● Short exercise A: Copy the lines in the entries from the one containing "y2-tick-label: 0.0 — [507, 163, 525, 178]" through the one containing "y2-tick-label: -1.0 — [1047, 207, 1069, 222]", character for character.

● Quoted passage:
▽

Woolx base layer pieces are designed to work together as a layering system, providing superior temperature and moisture control. By layering different weights of our 100% Merino Wool pieces you’ll be ready to face the elements, without having to purchase or pack a different item for every type of weather condition you might encounter.

 

Layering Basics:

 

  1. Base Layer – Moisture Control and Warmth

The primary purpose of a base Layer is to keep the wearer warm and dry. This next-to-the-skin layer has to be soft and comfortable while it holds in heat and wicks moisture away from the body. Wool is the ultimate insulator, in cold weather the natural crimp in wool fibers creates tiny pockets of trapped warm air that act as insulators, holding in heat next to the body. Merino wool is also naturally able to pull moisture away from the skin through the process of capillary action. Wool absorbs sweat away from your skin, the liquid then moves through the wool fibers to the drier surface area of the fabric where it can evaporate. The weight of your base layer controls the warmth level and should be determined by the temperatures and conditions you’re facing.

 

On a hot summer’s day one of our lightweight tees or tanks may be the only top you need. At a weight of 170 g/m2 of fabric, the Woolx lightweights are our finest weave. Made of Merino Wool with 17.5 micron diameter fibers they are as soft as cashmere, providing the ultimate layer of comfort right next to your skin. A lightweight Tee is also the perfect first layer when temperatures are just starting to cool down, or if you’ll be facing extreme temperature variations from hot to cold throughout your day.

 

If you’ll be out in colder temperatures, or if you’ll be very active in freezing temps, you’ll likely need a midweight base layer. Our Woolx midweight tops and bottoms have a weight of 230 g/m2 of fabric, providing the ideal amount of insulation to keep you warm without overheating during rigorous activities. Perfect as a base layer for skiing, hiking, snowshoeing, and running in freezing temperatures. This super versatile weight can also work as your outerwear or as your only garment in more moderate conditions.

 

If you plan to be sedentary for prolonged periods in freezing conditions you’ll need the warmest base layer you can find. Our Woolx heavyweight tops and bottoms are made of 400 g/m2 wool, offering almost twice the warmth of the midweights. This is the ideal base layer to keep you comfortable in freezing conditions if you won’t be moving around to create your own body heat. Perfect for ice fishing, hunting from a deer stand, or snowmobiling. A set of Woolx heavyweights are also excellent sleeping attire while camping out in winter conditions. The heavyweight wool keeps you warm at night, while the antimicrobial properties of natural wool prevent you from transferring your hard earned body odor to your expensive sleeping bag.

△

● Short exercise B: According to the layering guide, what is the fabric weight of the Woolx midweight tops and bottoms?

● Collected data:
▽

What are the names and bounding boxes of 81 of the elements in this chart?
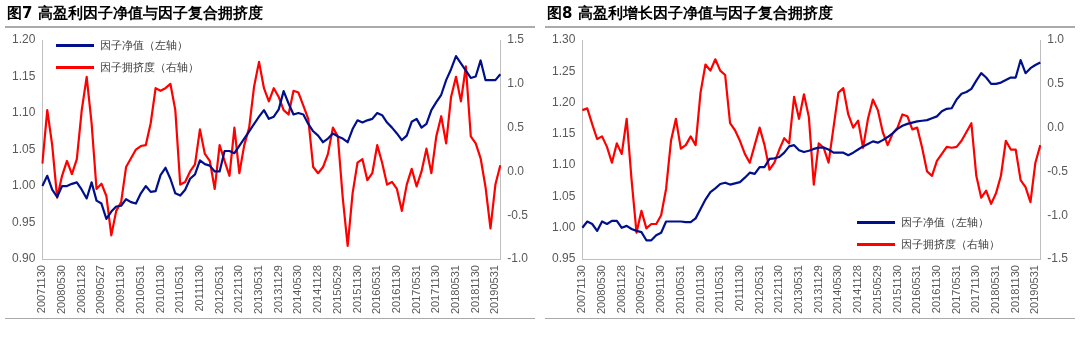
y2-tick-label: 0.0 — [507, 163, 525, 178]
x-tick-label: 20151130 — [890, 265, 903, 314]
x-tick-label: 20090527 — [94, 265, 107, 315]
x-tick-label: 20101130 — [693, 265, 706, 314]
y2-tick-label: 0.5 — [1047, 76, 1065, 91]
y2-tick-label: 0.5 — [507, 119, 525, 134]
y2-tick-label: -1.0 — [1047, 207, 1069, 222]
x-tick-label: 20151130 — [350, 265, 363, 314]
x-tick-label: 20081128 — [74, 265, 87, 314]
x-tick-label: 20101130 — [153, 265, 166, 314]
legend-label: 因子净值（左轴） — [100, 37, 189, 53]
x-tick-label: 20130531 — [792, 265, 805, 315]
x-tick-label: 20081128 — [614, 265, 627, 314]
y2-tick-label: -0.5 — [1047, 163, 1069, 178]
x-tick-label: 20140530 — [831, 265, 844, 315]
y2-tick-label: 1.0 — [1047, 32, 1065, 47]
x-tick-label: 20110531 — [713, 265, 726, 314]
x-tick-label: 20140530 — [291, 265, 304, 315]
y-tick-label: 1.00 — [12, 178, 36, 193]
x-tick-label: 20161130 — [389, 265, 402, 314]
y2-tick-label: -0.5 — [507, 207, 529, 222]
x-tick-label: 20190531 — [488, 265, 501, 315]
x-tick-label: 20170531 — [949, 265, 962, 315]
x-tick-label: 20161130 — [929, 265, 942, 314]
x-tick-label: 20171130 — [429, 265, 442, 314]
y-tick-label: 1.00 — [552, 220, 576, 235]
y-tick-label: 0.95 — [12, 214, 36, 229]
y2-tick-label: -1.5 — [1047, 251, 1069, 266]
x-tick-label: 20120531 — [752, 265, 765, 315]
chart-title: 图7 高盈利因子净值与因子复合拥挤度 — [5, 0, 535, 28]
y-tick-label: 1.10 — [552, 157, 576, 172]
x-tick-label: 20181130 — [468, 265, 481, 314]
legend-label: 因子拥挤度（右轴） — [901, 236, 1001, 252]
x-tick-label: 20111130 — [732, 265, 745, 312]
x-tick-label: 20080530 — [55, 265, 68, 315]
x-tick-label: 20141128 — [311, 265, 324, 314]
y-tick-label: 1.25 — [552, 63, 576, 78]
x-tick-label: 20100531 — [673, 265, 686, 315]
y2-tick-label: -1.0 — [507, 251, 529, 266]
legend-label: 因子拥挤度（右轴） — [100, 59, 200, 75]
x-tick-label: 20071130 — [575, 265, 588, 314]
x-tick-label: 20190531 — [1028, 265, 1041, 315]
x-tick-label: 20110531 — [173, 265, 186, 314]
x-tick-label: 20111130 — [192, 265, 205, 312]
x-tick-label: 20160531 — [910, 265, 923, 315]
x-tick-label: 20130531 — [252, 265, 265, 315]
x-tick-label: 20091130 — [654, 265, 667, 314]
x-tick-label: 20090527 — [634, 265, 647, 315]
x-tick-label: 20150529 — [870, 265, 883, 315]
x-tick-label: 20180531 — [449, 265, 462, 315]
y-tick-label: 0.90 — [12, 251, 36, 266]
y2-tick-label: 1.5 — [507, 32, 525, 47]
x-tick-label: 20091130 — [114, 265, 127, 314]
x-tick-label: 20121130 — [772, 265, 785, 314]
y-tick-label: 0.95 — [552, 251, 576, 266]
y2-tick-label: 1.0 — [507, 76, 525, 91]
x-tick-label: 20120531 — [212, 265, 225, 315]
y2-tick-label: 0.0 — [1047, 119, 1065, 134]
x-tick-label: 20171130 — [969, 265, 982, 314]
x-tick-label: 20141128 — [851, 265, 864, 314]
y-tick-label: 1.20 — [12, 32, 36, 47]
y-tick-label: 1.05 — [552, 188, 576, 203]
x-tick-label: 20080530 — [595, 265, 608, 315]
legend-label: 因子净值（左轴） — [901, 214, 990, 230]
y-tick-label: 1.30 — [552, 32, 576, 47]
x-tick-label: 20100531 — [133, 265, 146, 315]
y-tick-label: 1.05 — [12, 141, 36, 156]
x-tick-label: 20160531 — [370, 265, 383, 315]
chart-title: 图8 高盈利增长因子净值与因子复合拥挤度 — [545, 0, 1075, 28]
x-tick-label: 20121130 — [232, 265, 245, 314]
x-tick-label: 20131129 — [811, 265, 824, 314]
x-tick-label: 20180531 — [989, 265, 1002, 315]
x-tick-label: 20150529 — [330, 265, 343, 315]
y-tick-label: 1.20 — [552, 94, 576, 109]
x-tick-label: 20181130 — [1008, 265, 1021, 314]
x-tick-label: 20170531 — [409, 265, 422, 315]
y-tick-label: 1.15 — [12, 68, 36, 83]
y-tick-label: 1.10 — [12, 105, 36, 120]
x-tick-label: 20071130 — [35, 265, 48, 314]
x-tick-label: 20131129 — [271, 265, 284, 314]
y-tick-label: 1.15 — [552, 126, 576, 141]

△

● Correct output A:
y2-tick-label: 0.0 — [507, 163, 525, 178]
x-tick-label: 20151130 — [890, 265, 903, 314]
x-tick-label: 20090527 — [94, 265, 107, 315]
x-tick-label: 20101130 — [693, 265, 706, 314]
y2-tick-label: 0.5 — [1047, 76, 1065, 91]
y2-tick-label: 0.5 — [507, 119, 525, 134]
y2-tick-label: -1.0 — [1047, 207, 1069, 222]

● Correct output B: 230 g/m2